REQUIREMENT: Transcribe the listing exactly, leaving out every picture.

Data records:
■ ■ ■ ■ ■ ■ ■

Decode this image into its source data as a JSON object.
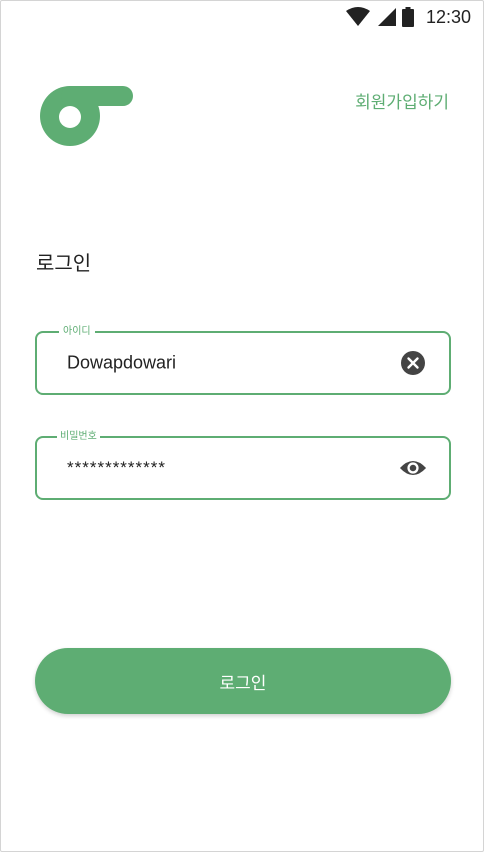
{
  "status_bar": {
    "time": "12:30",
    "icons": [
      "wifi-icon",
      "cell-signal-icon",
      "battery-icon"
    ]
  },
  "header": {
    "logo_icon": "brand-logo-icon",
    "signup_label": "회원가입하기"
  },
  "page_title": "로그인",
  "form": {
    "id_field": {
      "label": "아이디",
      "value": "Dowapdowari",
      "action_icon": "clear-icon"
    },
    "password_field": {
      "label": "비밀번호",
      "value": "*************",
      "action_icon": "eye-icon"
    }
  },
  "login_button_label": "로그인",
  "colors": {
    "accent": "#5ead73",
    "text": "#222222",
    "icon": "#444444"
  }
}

■ ■ ■ ■ ■ ■ ■

REPLY TO THE TASK:
Decode this image into its source data as a JSON object.
{
  "status_bar": {
    "time": "12:30",
    "icons": [
      "wifi-icon",
      "cell-signal-icon",
      "battery-icon"
    ]
  },
  "header": {
    "logo_icon": "brand-logo-icon",
    "signup_label": "회원가입하기"
  },
  "page_title": "로그인",
  "form": {
    "id_field": {
      "label": "아이디",
      "value": "Dowapdowari",
      "action_icon": "clear-icon"
    },
    "password_field": {
      "label": "비밀번호",
      "value": "*************",
      "action_icon": "eye-icon"
    }
  },
  "login_button_label": "로그인",
  "colors": {
    "accent": "#5ead73",
    "text": "#222222",
    "icon": "#444444"
  }
}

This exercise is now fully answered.